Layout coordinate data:
= = = = = = =

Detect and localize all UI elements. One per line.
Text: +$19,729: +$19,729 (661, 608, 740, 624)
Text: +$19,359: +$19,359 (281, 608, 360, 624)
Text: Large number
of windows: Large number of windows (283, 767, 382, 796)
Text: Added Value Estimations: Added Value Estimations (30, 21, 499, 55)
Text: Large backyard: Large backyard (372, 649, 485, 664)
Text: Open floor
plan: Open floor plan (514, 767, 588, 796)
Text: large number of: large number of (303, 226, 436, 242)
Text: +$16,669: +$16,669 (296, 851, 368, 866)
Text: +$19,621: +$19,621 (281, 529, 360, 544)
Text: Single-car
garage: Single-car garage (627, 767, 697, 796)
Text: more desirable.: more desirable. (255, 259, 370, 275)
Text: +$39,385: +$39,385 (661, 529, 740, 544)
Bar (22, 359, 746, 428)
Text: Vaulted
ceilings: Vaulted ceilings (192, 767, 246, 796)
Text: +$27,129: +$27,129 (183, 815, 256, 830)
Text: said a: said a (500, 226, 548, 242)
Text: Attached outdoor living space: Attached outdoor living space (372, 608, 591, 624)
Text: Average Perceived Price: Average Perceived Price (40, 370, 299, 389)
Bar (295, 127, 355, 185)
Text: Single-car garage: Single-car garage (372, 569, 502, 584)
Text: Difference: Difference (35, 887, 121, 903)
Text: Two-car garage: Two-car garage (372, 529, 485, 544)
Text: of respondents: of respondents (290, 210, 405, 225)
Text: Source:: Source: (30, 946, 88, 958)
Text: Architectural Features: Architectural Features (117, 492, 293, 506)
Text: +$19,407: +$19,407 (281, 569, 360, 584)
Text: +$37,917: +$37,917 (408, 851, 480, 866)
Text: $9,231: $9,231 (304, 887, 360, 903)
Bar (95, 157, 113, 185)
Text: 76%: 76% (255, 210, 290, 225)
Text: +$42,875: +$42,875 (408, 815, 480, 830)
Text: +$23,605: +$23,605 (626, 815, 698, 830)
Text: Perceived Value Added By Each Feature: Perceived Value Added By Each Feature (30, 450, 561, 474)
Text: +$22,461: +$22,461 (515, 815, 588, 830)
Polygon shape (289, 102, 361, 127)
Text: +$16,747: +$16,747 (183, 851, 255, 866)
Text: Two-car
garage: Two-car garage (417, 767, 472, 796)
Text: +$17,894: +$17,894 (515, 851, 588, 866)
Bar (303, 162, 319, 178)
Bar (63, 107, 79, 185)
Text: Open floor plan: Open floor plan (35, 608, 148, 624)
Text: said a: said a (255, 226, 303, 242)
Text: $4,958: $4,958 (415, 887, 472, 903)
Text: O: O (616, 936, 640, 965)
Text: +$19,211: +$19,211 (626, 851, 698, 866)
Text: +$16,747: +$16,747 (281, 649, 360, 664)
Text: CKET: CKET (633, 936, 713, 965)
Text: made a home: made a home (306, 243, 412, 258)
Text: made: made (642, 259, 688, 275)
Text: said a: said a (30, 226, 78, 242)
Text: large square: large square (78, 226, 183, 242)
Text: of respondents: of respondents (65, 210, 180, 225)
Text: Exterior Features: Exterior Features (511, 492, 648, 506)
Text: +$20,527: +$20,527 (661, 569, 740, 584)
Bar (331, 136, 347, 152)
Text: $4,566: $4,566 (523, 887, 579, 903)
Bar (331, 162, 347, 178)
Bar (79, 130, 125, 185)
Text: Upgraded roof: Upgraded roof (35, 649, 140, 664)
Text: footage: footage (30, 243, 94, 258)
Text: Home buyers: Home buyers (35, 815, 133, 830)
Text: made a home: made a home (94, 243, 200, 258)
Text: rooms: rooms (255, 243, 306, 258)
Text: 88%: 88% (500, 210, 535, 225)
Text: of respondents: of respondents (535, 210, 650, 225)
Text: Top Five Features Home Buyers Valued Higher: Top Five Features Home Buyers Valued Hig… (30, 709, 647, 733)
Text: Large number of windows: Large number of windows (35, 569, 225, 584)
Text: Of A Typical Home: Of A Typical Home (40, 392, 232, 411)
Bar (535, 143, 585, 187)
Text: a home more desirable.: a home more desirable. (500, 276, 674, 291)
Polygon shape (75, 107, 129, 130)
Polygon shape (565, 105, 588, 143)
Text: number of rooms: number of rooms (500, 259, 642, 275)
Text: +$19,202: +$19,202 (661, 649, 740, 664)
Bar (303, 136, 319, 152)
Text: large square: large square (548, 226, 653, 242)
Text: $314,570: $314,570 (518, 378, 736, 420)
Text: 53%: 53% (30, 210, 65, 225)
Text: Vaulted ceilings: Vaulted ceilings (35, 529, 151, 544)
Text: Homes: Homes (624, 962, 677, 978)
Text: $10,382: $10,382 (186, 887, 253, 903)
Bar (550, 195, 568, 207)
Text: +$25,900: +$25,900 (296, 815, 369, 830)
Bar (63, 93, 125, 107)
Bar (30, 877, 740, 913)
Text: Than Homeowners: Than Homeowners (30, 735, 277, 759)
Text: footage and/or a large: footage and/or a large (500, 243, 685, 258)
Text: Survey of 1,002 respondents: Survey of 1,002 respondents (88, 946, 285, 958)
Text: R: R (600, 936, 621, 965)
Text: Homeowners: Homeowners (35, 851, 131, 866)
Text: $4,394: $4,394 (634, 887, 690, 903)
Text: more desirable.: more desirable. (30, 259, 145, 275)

= = = = = = =

▶ [WRITTEN INSTRUCTION]:
Print the layout coordinate data above again, line for line, with no changes.

▶ [FULL SOLUTION]:
Detect and localize all UI elements. One per line.
Text: +$19,729: +$19,729 (661, 608, 740, 624)
Text: +$19,359: +$19,359 (281, 608, 360, 624)
Text: Large number
of windows: Large number of windows (283, 767, 382, 796)
Text: Added Value Estimations: Added Value Estimations (30, 21, 499, 55)
Text: Large backyard: Large backyard (372, 649, 485, 664)
Text: Open floor
plan: Open floor plan (514, 767, 588, 796)
Text: large number of: large number of (303, 226, 436, 242)
Text: +$16,669: +$16,669 (296, 851, 368, 866)
Text: +$19,621: +$19,621 (281, 529, 360, 544)
Text: Single-car
garage: Single-car garage (627, 767, 697, 796)
Text: more desirable.: more desirable. (255, 259, 370, 275)
Text: +$39,385: +$39,385 (661, 529, 740, 544)
Bar (22, 359, 746, 428)
Text: Vaulted
ceilings: Vaulted ceilings (192, 767, 246, 796)
Text: +$27,129: +$27,129 (183, 815, 256, 830)
Text: said a: said a (500, 226, 548, 242)
Text: Attached outdoor living space: Attached outdoor living space (372, 608, 591, 624)
Text: Average Perceived Price: Average Perceived Price (40, 370, 299, 389)
Bar (295, 127, 355, 185)
Text: Single-car garage: Single-car garage (372, 569, 502, 584)
Text: Difference: Difference (35, 887, 121, 903)
Text: Two-car garage: Two-car garage (372, 529, 485, 544)
Text: of respondents: of respondents (290, 210, 405, 225)
Text: Source:: Source: (30, 946, 88, 958)
Text: Architectural Features: Architectural Features (117, 492, 293, 506)
Text: +$19,407: +$19,407 (281, 569, 360, 584)
Text: +$37,917: +$37,917 (408, 851, 480, 866)
Text: $9,231: $9,231 (304, 887, 360, 903)
Bar (95, 157, 113, 185)
Text: 76%: 76% (255, 210, 290, 225)
Text: +$42,875: +$42,875 (408, 815, 480, 830)
Text: +$23,605: +$23,605 (626, 815, 698, 830)
Text: Perceived Value Added By Each Feature: Perceived Value Added By Each Feature (30, 450, 561, 474)
Text: +$22,461: +$22,461 (515, 815, 588, 830)
Polygon shape (289, 102, 361, 127)
Text: +$16,747: +$16,747 (183, 851, 255, 866)
Text: Two-car
garage: Two-car garage (417, 767, 472, 796)
Text: +$17,894: +$17,894 (515, 851, 588, 866)
Bar (303, 162, 319, 178)
Bar (63, 107, 79, 185)
Text: Open floor plan: Open floor plan (35, 608, 148, 624)
Text: said a: said a (255, 226, 303, 242)
Text: $4,958: $4,958 (415, 887, 472, 903)
Text: O: O (616, 936, 640, 965)
Text: +$19,211: +$19,211 (626, 851, 698, 866)
Text: +$16,747: +$16,747 (281, 649, 360, 664)
Text: CKET: CKET (633, 936, 713, 965)
Text: made a home: made a home (306, 243, 412, 258)
Text: made: made (642, 259, 688, 275)
Text: said a: said a (30, 226, 78, 242)
Text: large square: large square (78, 226, 183, 242)
Text: of respondents: of respondents (65, 210, 180, 225)
Text: Exterior Features: Exterior Features (511, 492, 648, 506)
Text: +$20,527: +$20,527 (661, 569, 740, 584)
Bar (331, 136, 347, 152)
Text: $4,566: $4,566 (523, 887, 579, 903)
Bar (331, 162, 347, 178)
Bar (79, 130, 125, 185)
Text: Upgraded roof: Upgraded roof (35, 649, 140, 664)
Text: footage: footage (30, 243, 94, 258)
Text: Home buyers: Home buyers (35, 815, 133, 830)
Text: made a home: made a home (94, 243, 200, 258)
Text: rooms: rooms (255, 243, 306, 258)
Text: 88%: 88% (500, 210, 535, 225)
Text: of respondents: of respondents (535, 210, 650, 225)
Text: Top Five Features Home Buyers Valued Higher: Top Five Features Home Buyers Valued Hig… (30, 709, 647, 733)
Text: Large number of windows: Large number of windows (35, 569, 225, 584)
Text: Of A Typical Home: Of A Typical Home (40, 392, 232, 411)
Bar (535, 143, 585, 187)
Text: a home more desirable.: a home more desirable. (500, 276, 674, 291)
Polygon shape (75, 107, 129, 130)
Polygon shape (565, 105, 588, 143)
Text: number of rooms: number of rooms (500, 259, 642, 275)
Text: +$19,202: +$19,202 (661, 649, 740, 664)
Bar (303, 136, 319, 152)
Text: large square: large square (548, 226, 653, 242)
Text: $314,570: $314,570 (518, 378, 736, 420)
Text: 53%: 53% (30, 210, 65, 225)
Text: Vaulted ceilings: Vaulted ceilings (35, 529, 151, 544)
Text: Homes: Homes (624, 962, 677, 978)
Text: $10,382: $10,382 (186, 887, 253, 903)
Bar (550, 195, 568, 207)
Text: +$25,900: +$25,900 (296, 815, 369, 830)
Bar (63, 93, 125, 107)
Bar (30, 877, 740, 913)
Text: Than Homeowners: Than Homeowners (30, 735, 277, 759)
Text: footage and/or a large: footage and/or a large (500, 243, 685, 258)
Text: Survey of 1,002 respondents: Survey of 1,002 respondents (88, 946, 285, 958)
Text: R: R (600, 936, 621, 965)
Text: Homeowners: Homeowners (35, 851, 131, 866)
Text: $4,394: $4,394 (634, 887, 690, 903)
Text: more desirable.: more desirable. (30, 259, 145, 275)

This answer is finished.